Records
● ● ● ● ● ● ●
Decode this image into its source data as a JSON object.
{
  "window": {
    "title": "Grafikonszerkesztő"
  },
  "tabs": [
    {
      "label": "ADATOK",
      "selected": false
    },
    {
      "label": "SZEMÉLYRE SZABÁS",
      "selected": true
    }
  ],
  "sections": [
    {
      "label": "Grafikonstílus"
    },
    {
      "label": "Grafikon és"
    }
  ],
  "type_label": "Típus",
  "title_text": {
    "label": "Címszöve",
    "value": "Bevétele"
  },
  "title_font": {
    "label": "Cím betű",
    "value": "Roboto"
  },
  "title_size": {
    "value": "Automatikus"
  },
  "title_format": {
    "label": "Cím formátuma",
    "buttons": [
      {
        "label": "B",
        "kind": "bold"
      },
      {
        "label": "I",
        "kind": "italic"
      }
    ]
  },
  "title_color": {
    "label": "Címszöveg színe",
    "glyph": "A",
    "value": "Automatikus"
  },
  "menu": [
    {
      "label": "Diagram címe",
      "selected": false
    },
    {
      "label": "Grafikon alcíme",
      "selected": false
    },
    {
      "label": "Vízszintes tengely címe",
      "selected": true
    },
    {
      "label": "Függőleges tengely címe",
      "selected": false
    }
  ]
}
● ● ● ● ● ● ●
Please output the entries above, every line exactly as it reads.

• _Solution below_:
Decode this image into its source data as a JSON object.
{
  "window": {
    "title": "Grafikonszerkesztő"
  },
  "tabs": [
    {
      "label": "ADATOK",
      "selected": false
    },
    {
      "label": "SZEMÉLYRE SZABÁS",
      "selected": true
    }
  ],
  "sections": [
    {
      "label": "Grafikonstílus"
    },
    {
      "label": "Grafikon és"
    }
  ],
  "type_label": "Típus",
  "title_text": {
    "label": "Címszöve",
    "value": "Bevétele"
  },
  "title_font": {
    "label": "Cím betű",
    "value": "Roboto"
  },
  "title_size": {
    "value": "Automatikus"
  },
  "title_format": {
    "label": "Cím formátuma",
    "buttons": [
      {
        "label": "B",
        "kind": "bold"
      },
      {
        "label": "I",
        "kind": "italic"
      }
    ]
  },
  "title_color": {
    "label": "Címszöveg színe",
    "glyph": "A",
    "value": "Automatikus"
  },
  "menu": [
    {
      "label": "Diagram címe",
      "selected": false
    },
    {
      "label": "Grafikon alcíme",
      "selected": false
    },
    {
      "label": "Vízszintes tengely címe",
      "selected": true
    },
    {
      "label": "Függőleges tengely címe",
      "selected": false
    }
  ]
}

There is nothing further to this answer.